Collected data:

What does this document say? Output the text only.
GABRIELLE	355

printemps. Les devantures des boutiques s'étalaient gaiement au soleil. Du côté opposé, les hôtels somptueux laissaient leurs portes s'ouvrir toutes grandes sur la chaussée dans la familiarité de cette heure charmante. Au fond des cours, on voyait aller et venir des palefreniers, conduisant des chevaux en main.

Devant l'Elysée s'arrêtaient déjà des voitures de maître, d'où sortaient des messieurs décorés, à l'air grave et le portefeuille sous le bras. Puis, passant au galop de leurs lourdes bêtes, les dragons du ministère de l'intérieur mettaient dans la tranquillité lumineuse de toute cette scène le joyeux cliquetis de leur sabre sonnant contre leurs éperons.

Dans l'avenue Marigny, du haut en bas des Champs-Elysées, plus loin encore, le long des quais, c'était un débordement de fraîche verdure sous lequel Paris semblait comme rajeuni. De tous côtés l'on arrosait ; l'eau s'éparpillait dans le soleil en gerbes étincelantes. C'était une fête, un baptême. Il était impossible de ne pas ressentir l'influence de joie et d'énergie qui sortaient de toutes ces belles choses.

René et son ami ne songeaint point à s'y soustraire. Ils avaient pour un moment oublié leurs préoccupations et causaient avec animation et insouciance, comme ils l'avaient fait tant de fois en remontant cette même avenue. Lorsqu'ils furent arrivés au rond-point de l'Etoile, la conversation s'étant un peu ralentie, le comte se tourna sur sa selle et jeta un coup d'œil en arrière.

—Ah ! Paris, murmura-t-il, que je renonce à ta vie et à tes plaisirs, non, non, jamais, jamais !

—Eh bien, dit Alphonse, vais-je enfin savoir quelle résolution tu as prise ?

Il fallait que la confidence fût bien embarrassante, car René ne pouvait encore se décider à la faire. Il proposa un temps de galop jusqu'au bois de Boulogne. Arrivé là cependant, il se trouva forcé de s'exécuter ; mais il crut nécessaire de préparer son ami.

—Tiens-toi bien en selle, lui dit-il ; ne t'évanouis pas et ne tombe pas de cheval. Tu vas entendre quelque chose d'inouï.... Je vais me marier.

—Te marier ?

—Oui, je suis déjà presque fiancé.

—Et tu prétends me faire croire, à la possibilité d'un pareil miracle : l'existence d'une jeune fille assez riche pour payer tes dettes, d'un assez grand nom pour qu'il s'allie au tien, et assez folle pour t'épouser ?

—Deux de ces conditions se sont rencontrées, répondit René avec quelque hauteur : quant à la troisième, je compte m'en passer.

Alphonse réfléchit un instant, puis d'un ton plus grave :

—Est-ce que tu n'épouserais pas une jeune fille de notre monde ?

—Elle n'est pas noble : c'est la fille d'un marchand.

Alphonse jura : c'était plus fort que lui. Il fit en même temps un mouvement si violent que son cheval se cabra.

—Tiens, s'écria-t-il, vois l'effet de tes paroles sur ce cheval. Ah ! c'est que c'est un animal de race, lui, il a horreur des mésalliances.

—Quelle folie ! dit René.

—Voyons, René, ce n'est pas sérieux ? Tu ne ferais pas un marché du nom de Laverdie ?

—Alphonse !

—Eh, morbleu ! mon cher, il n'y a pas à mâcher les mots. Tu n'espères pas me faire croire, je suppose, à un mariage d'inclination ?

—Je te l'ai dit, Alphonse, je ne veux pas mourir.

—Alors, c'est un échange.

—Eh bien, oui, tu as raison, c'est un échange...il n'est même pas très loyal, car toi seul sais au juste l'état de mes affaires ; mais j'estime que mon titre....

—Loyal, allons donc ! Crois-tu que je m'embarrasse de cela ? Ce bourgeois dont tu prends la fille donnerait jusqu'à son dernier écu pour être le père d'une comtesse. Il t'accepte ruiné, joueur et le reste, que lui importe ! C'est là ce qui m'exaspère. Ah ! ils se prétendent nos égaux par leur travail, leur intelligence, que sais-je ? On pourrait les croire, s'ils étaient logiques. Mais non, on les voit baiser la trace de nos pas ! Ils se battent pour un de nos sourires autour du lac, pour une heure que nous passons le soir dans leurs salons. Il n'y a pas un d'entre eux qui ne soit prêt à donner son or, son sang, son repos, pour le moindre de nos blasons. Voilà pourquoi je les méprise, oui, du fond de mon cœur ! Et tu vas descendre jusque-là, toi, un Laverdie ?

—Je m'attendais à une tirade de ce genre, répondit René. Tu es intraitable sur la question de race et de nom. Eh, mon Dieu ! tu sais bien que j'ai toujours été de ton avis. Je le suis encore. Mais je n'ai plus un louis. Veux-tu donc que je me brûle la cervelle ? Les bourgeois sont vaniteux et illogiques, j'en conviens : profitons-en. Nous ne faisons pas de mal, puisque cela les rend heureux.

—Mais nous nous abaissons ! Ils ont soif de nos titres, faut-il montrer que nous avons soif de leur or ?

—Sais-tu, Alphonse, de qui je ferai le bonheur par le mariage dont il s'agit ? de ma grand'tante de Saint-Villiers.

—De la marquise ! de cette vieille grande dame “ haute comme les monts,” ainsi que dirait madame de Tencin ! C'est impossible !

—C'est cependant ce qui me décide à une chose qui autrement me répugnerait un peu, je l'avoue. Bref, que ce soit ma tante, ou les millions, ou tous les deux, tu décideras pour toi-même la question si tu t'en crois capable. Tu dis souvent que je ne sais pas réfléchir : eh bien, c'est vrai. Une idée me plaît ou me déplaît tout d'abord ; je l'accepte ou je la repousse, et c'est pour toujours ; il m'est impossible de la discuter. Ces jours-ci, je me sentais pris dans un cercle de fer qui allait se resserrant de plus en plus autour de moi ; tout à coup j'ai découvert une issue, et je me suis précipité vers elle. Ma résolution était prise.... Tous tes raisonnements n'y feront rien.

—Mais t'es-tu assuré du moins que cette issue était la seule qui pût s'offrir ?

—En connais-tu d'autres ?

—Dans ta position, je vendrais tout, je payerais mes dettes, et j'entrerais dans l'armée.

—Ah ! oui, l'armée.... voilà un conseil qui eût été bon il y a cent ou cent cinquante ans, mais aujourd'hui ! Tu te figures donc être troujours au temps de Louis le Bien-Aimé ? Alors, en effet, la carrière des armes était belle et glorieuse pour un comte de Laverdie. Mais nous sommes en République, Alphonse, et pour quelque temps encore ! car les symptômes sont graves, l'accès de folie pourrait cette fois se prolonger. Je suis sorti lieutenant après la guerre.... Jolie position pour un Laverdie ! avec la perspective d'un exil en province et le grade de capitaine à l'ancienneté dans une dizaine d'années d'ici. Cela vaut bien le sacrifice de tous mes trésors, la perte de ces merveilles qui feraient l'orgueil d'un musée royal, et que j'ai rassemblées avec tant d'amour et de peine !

→ Task: From the data above, work out how many lines contain the string "vais" and reply with only the number.

→ Response to this task: 2